Written instruction
Narrow the data below down to the lines containing "Arts".

Extracted entries
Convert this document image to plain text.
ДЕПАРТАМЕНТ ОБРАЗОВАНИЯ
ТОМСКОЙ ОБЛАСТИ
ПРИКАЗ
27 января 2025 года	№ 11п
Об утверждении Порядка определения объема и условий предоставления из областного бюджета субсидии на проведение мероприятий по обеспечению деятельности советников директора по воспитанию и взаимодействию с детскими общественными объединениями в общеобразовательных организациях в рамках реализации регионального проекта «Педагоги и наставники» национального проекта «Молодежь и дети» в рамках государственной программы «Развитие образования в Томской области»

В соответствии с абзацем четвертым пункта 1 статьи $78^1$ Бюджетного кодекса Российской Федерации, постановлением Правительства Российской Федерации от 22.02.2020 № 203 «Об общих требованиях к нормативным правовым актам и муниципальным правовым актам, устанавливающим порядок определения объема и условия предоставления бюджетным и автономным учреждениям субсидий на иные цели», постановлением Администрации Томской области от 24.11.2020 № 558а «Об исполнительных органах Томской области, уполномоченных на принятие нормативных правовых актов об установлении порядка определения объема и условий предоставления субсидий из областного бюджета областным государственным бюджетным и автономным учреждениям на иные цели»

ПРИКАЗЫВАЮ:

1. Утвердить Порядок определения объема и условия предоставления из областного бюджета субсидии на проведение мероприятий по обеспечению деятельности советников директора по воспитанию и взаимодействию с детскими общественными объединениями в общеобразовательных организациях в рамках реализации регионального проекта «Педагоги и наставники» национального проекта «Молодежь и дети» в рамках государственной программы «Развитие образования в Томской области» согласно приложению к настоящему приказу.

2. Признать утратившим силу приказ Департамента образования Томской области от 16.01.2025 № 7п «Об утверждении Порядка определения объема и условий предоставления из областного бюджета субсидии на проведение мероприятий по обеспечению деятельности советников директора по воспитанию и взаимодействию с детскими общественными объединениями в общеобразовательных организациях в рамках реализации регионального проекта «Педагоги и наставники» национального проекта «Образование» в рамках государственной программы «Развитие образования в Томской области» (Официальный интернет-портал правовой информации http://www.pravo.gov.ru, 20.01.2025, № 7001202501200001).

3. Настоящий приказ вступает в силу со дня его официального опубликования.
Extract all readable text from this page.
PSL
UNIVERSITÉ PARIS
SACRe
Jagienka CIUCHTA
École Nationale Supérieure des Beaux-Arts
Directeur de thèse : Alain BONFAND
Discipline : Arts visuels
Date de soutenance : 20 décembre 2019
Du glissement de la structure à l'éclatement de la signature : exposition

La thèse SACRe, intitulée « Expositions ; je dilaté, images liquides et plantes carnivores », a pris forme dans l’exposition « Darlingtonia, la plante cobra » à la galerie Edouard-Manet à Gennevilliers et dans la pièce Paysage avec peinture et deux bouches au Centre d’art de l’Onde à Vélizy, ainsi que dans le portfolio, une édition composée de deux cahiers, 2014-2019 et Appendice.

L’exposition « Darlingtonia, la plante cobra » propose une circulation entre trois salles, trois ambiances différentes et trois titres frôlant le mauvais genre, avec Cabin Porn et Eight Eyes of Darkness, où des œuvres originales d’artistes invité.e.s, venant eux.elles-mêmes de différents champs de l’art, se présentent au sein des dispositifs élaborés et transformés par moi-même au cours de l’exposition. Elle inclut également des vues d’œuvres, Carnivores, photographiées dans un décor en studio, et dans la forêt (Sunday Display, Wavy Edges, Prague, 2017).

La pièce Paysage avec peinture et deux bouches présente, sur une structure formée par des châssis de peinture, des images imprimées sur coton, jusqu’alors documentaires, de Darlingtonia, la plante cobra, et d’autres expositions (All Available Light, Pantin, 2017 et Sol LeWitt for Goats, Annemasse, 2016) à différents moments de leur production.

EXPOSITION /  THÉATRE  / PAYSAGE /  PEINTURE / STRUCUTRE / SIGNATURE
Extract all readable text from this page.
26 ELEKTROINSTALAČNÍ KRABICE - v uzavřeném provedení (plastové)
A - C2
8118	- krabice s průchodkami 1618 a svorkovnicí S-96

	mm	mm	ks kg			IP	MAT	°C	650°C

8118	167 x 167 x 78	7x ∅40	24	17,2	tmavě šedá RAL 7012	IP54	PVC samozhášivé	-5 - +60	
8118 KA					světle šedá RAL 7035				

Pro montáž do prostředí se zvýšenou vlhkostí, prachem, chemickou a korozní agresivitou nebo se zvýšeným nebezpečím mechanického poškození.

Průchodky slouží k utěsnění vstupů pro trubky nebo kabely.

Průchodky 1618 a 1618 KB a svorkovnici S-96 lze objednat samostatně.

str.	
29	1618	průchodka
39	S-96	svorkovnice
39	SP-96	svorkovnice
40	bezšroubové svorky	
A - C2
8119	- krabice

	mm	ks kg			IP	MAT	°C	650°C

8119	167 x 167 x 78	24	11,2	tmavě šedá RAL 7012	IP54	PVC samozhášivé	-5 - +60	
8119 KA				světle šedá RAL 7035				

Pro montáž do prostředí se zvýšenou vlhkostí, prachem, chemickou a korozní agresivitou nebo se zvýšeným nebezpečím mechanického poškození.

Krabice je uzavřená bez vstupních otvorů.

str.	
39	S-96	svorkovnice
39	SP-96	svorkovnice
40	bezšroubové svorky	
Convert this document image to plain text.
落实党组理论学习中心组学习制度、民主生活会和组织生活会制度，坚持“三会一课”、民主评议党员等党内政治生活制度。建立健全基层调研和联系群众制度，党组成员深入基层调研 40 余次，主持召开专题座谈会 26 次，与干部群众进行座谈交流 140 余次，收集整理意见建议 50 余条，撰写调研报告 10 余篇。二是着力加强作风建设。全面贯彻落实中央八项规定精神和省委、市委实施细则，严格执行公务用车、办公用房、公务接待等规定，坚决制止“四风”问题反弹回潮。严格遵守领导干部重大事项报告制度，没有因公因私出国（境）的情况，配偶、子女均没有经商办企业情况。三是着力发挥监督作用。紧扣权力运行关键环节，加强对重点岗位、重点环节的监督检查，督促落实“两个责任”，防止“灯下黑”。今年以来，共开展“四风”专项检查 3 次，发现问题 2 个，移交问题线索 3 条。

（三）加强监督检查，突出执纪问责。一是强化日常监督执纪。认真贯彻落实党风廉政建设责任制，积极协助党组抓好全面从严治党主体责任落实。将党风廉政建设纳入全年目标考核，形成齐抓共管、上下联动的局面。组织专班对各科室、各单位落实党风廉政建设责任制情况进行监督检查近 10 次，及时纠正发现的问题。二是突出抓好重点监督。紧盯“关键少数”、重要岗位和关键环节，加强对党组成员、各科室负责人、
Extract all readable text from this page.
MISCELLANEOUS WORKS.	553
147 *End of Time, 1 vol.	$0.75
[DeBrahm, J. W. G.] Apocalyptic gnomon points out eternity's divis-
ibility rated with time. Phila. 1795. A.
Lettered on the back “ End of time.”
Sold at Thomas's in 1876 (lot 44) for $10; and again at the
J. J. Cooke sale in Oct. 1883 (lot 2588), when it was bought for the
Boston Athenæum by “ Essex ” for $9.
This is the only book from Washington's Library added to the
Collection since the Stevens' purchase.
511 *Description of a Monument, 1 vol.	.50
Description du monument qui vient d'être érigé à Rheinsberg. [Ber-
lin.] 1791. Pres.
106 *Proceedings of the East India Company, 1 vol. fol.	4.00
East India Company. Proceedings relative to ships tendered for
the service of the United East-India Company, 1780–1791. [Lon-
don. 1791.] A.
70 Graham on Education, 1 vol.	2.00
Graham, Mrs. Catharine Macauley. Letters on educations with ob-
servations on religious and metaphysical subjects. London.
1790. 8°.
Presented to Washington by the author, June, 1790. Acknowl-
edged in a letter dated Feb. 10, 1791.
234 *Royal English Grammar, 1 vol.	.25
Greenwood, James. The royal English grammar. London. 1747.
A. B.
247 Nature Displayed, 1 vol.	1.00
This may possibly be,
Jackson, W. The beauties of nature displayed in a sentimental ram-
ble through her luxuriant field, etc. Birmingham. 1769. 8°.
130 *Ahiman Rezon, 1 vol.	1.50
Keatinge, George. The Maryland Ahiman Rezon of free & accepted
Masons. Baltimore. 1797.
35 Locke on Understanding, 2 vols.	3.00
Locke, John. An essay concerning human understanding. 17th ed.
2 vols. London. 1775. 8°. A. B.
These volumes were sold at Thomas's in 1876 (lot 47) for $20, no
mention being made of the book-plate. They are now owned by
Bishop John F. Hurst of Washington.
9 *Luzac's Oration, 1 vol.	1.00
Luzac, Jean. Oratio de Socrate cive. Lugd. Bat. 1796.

Result for this exercise
École Nationale Supérieure des Beaux-Arts
Discipline : Arts visuels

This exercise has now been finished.